____ Input material

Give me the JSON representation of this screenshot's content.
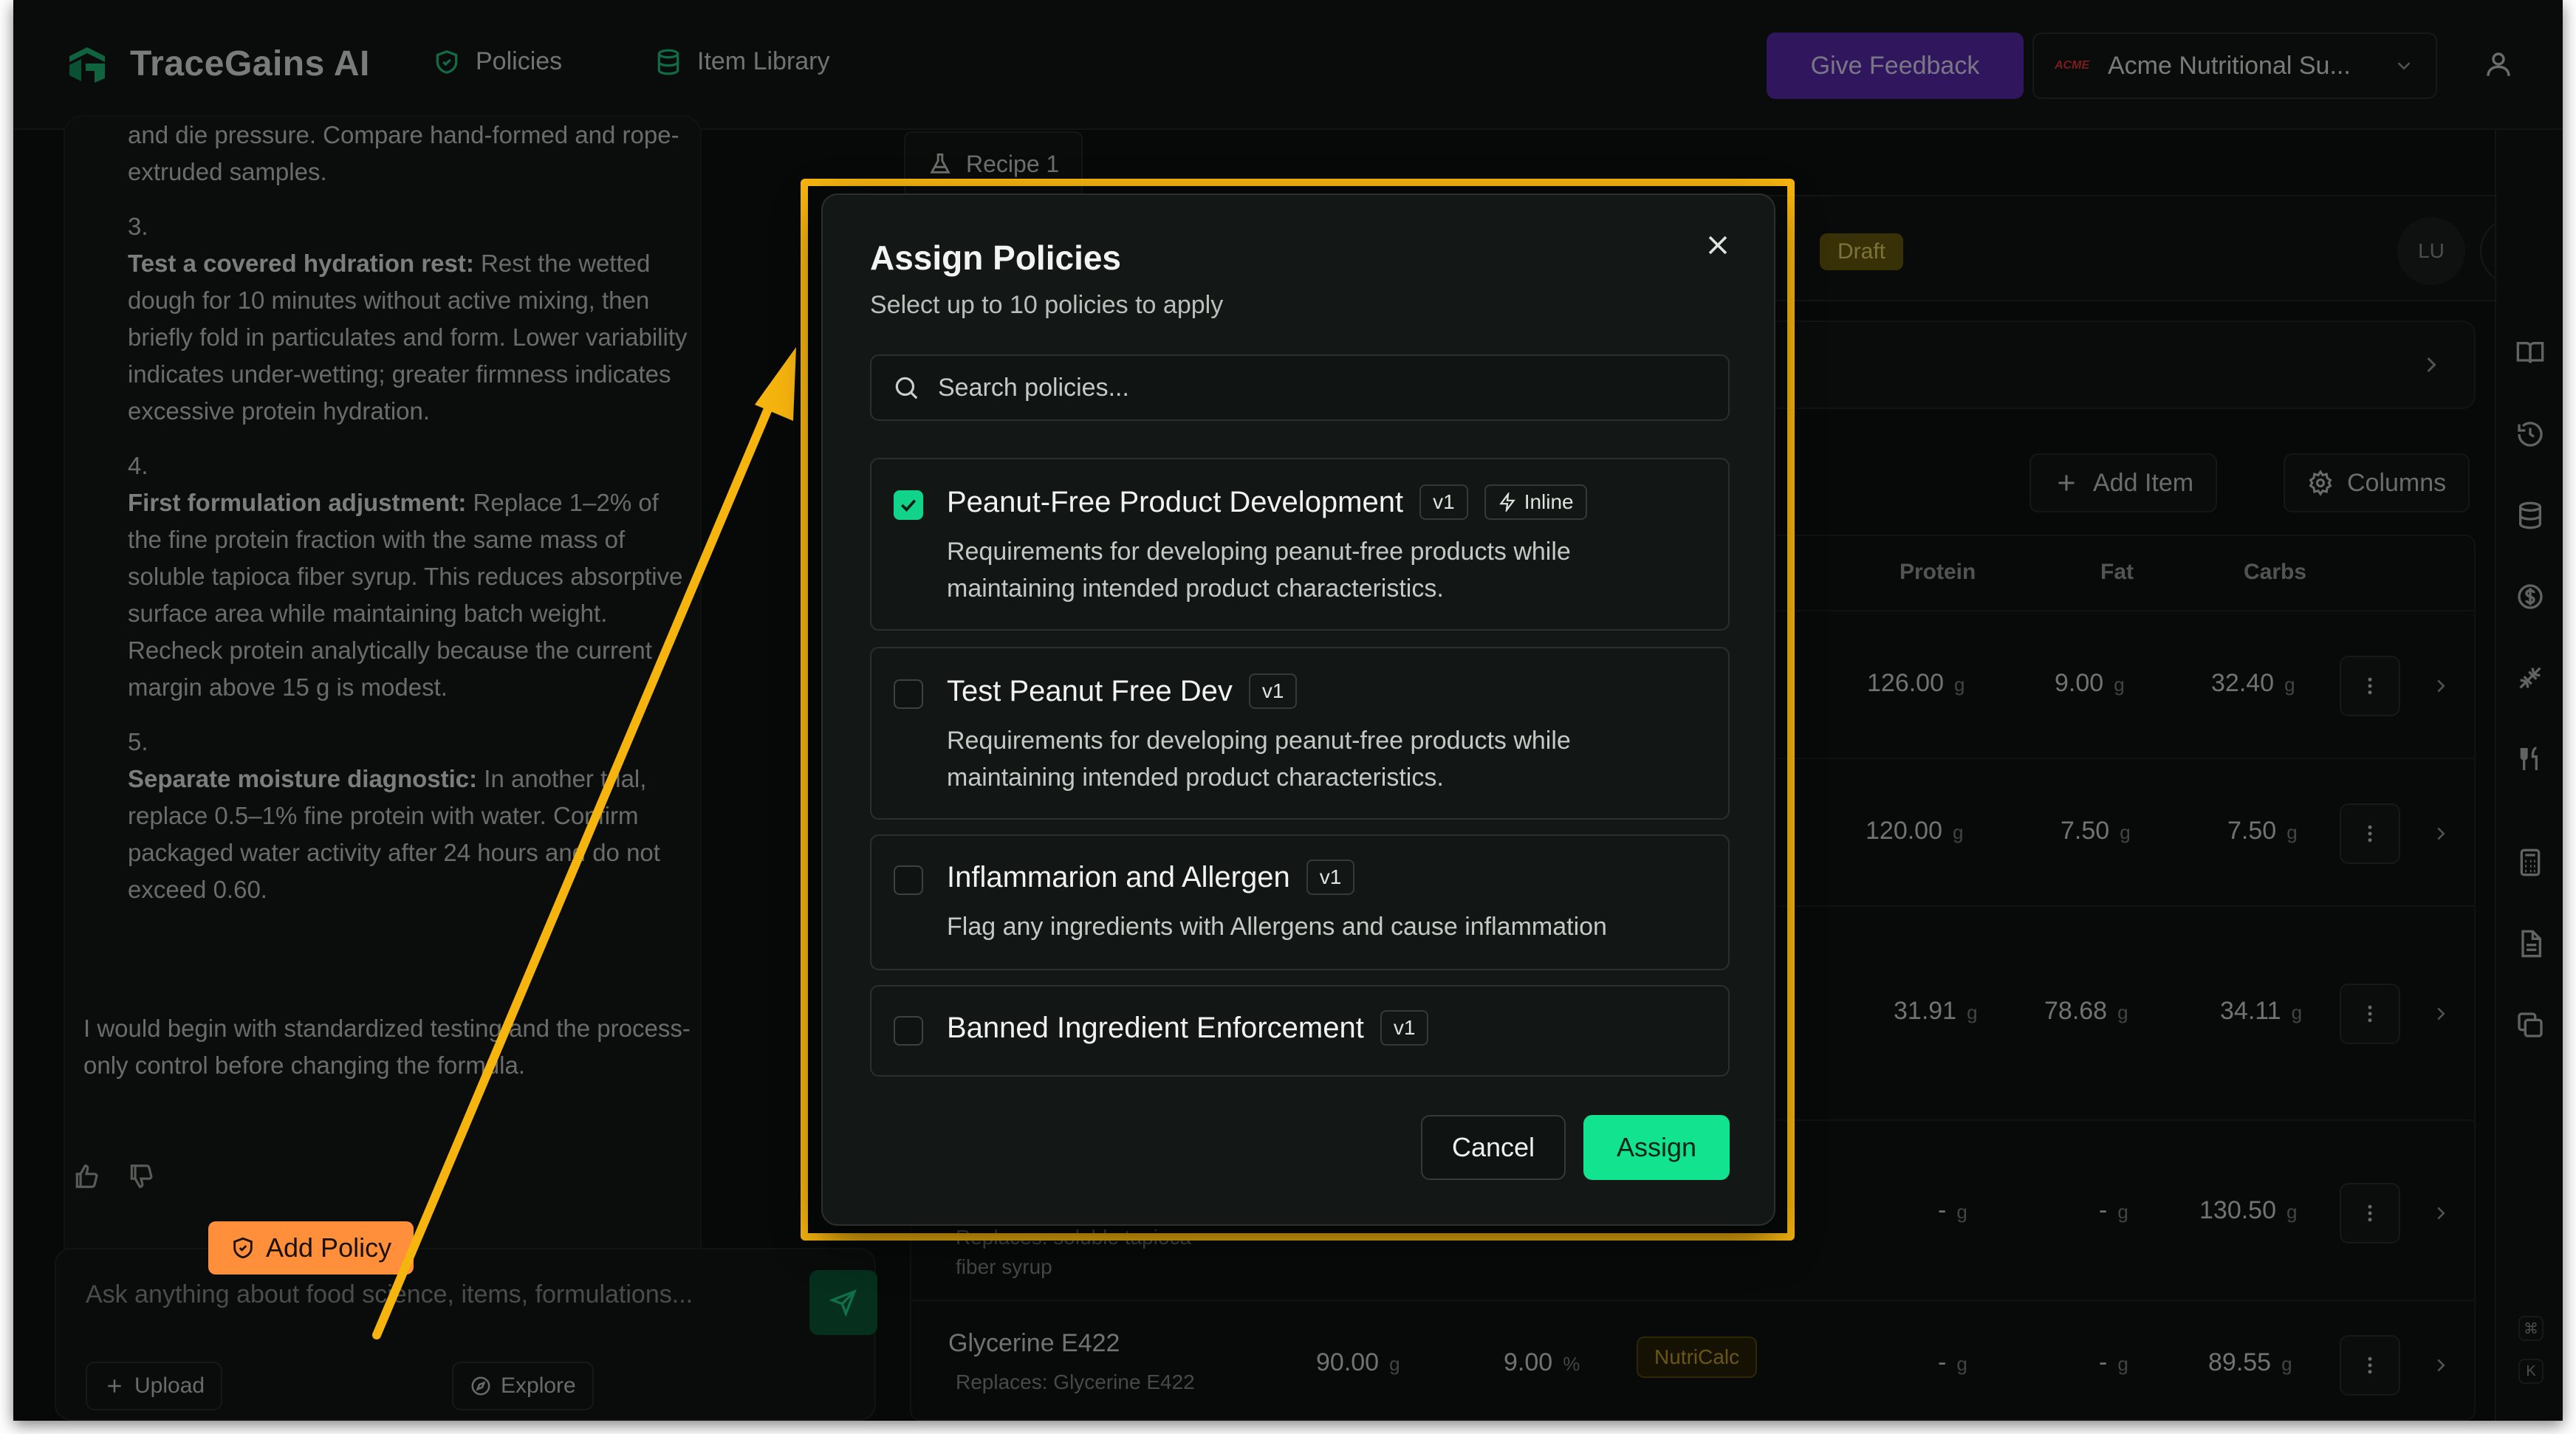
{
  "app": {
    "brand": "TraceGains AI",
    "nav": [
      {
        "label": "Policies",
        "icon": "shield-check-icon"
      },
      {
        "label": "Item Library",
        "icon": "database-icon"
      }
    ],
    "feedback_label": "Give Feedback",
    "org_name": "Acme Nutritional Su...",
    "org_logo_text": "ACME"
  },
  "chat": {
    "intro_text": "and die pressure. Compare hand-formed and rope-extruded samples.",
    "steps": [
      {
        "num": "3.",
        "bold": "Test a covered hydration rest:",
        "text": " Rest the wetted dough for 10 minutes without active mixing, then briefly fold in particulates and form. Lower variability indicates under-wetting; greater firmness indicates excessive protein hydration."
      },
      {
        "num": "4.",
        "bold": "First formulation adjustment:",
        "text": " Replace 1–2% of the fine protein fraction with the same mass of soluble tapioca fiber syrup. This reduces absorptive surface area while maintaining batch weight. Recheck protein analytically because the current margin above 15 g is modest."
      },
      {
        "num": "5.",
        "bold": "Separate moisture diagnostic:",
        "text": " In another trial, replace 0.5–1% fine protein with water. Confirm packaged water activity after 24 hours and do not exceed 0.60."
      }
    ],
    "closing": "I would begin with standardized testing and the process-only control before changing the formula.",
    "composer_placeholder": "Ask anything about food science, items, formulations...",
    "upload_label": "Upload",
    "add_policy_label": "Add Policy",
    "explore_label": "Explore"
  },
  "recipe": {
    "tab_label": "Recipe 1",
    "status_badge": "Draft",
    "avatar_initials": "LU",
    "add_item_label": "Add Item",
    "columns_label": "Columns",
    "columns": [
      "Protein",
      "Fat",
      "Carbs"
    ],
    "rows": [
      {
        "protein": "126.00",
        "fat": "9.00",
        "carbs": "32.40"
      },
      {
        "protein": "120.00",
        "fat": "7.50",
        "carbs": "7.50"
      },
      {
        "protein": "31.91",
        "fat": "78.68",
        "carbs": "34.11"
      },
      {
        "protein": "-",
        "fat": "-",
        "carbs": "130.50",
        "sub_text": "Replaces: soluble tapioca",
        "sub_text2": "fiber syrup"
      },
      {
        "name": "Glycerine E422",
        "sub_text": "Replaces: Glycerine E422",
        "amount": "90.00",
        "percent": "9.00",
        "source": "NutriCalc",
        "protein": "-",
        "fat": "-",
        "carbs": "89.55"
      }
    ],
    "unit_g": "g",
    "unit_pct": "%"
  },
  "modal": {
    "title": "Assign Policies",
    "subtitle": "Select up to 10 policies to apply",
    "search_placeholder": "Search policies...",
    "policies": [
      {
        "name": "Peanut-Free Product Development",
        "version": "v1",
        "tag": "Inline",
        "checked": true,
        "description": "Requirements for developing peanut-free products while maintaining intended product characteristics."
      },
      {
        "name": "Test Peanut Free Dev",
        "version": "v1",
        "checked": false,
        "description": "Requirements for developing peanut-free products while maintaining intended product characteristics."
      },
      {
        "name": "Inflammarion and Allergen",
        "version": "v1",
        "checked": false,
        "description": "Flag any ingredients with Allergens and cause inflammation"
      },
      {
        "name": "Banned Ingredient Enforcement",
        "version": "v1",
        "checked": false
      }
    ],
    "cancel_label": "Cancel",
    "assign_label": "Assign"
  },
  "shortcut_keys": [
    "⌘",
    "K"
  ],
  "colors": {
    "accent_green": "#12e38f",
    "feedback_purple": "#5b2bb3",
    "highlight_yellow": "#f6b40e",
    "add_policy_orange": "#ff8f3a"
  }
}
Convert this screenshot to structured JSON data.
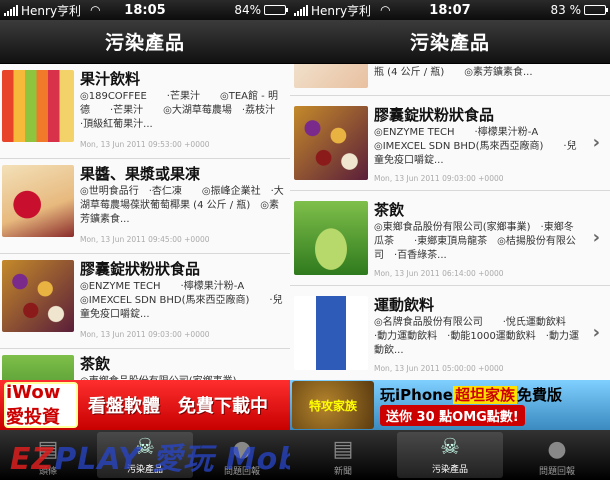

________

**Problem description:**
Your task is to retype the records above in full and exactly, omitting the pictures.

**Finished exercise:**
Give me the JSON representation of this screenshot's content.
{
  "app": {
    "brand": "TraceGains AI",
    "nav": [
      {
        "label": "Policies",
        "icon": "shield-check-icon"
      },
      {
        "label": "Item Library",
        "icon": "database-icon"
      }
    ],
    "feedback_label": "Give Feedback",
    "org_name": "Acme Nutritional Su...",
    "org_logo_text": "ACME"
  },
  "chat": {
    "intro_text": "and die pressure. Compare hand-formed and rope-extruded samples.",
    "steps": [
      {
        "num": "3.",
        "bold": "Test a covered hydration rest:",
        "text": " Rest the wetted dough for 10 minutes without active mixing, then briefly fold in particulates and form. Lower variability indicates under-wetting; greater firmness indicates excessive protein hydration."
      },
      {
        "num": "4.",
        "bold": "First formulation adjustment:",
        "text": " Replace 1–2% of the fine protein fraction with the same mass of soluble tapioca fiber syrup. This reduces absorptive surface area while maintaining batch weight. Recheck protein analytically because the current margin above 15 g is modest."
      },
      {
        "num": "5.",
        "bold": "Separate moisture diagnostic:",
        "text": " In another trial, replace 0.5–1% fine protein with water. Confirm packaged water activity after 24 hours and do not exceed 0.60."
      }
    ],
    "closing": "I would begin with standardized testing and the process-only control before changing the formula.",
    "composer_placeholder": "Ask anything about food science, items, formulations...",
    "upload_label": "Upload",
    "add_policy_label": "Add Policy",
    "explore_label": "Explore"
  },
  "recipe": {
    "tab_label": "Recipe 1",
    "status_badge": "Draft",
    "avatar_initials": "LU",
    "add_item_label": "Add Item",
    "columns_label": "Columns",
    "columns": [
      "Protein",
      "Fat",
      "Carbs"
    ],
    "rows": [
      {
        "protein": "126.00",
        "fat": "9.00",
        "carbs": "32.40"
      },
      {
        "protein": "120.00",
        "fat": "7.50",
        "carbs": "7.50"
      },
      {
        "protein": "31.91",
        "fat": "78.68",
        "carbs": "34.11"
      },
      {
        "protein": "-",
        "fat": "-",
        "carbs": "130.50",
        "sub_text": "Replaces: soluble tapioca",
        "sub_text2": "fiber syrup"
      },
      {
        "name": "Glycerine E422",
        "sub_text": "Replaces: Glycerine E422",
        "amount": "90.00",
        "percent": "9.00",
        "source": "NutriCalc",
        "protein": "-",
        "fat": "-",
        "carbs": "89.55"
      }
    ],
    "unit_g": "g",
    "unit_pct": "%"
  },
  "modal": {
    "title": "Assign Policies",
    "subtitle": "Select up to 10 policies to apply",
    "search_placeholder": "Search policies...",
    "policies": [
      {
        "name": "Peanut-Free Product Development",
        "version": "v1",
        "tag": "Inline",
        "checked": true,
        "description": "Requirements for developing peanut-free products while maintaining intended product characteristics."
      },
      {
        "name": "Test Peanut Free Dev",
        "version": "v1",
        "checked": false,
        "description": "Requirements for developing peanut-free products while maintaining intended product characteristics."
      },
      {
        "name": "Inflammarion and Allergen",
        "version": "v1",
        "checked": false,
        "description": "Flag any ingredients with Allergens and cause inflammation"
      },
      {
        "name": "Banned Ingredient Enforcement",
        "version": "v1",
        "checked": false
      }
    ],
    "cancel_label": "Cancel",
    "assign_label": "Assign"
  },
  "shortcut_keys": [
    "⌘",
    "K"
  ],
  "colors": {
    "accent_green": "#12e38f",
    "feedback_purple": "#5b2bb3",
    "highlight_yellow": "#f6b40e",
    "add_policy_orange": "#ff8f3a"
  }
}
Convert this screenshot to structured JSON data.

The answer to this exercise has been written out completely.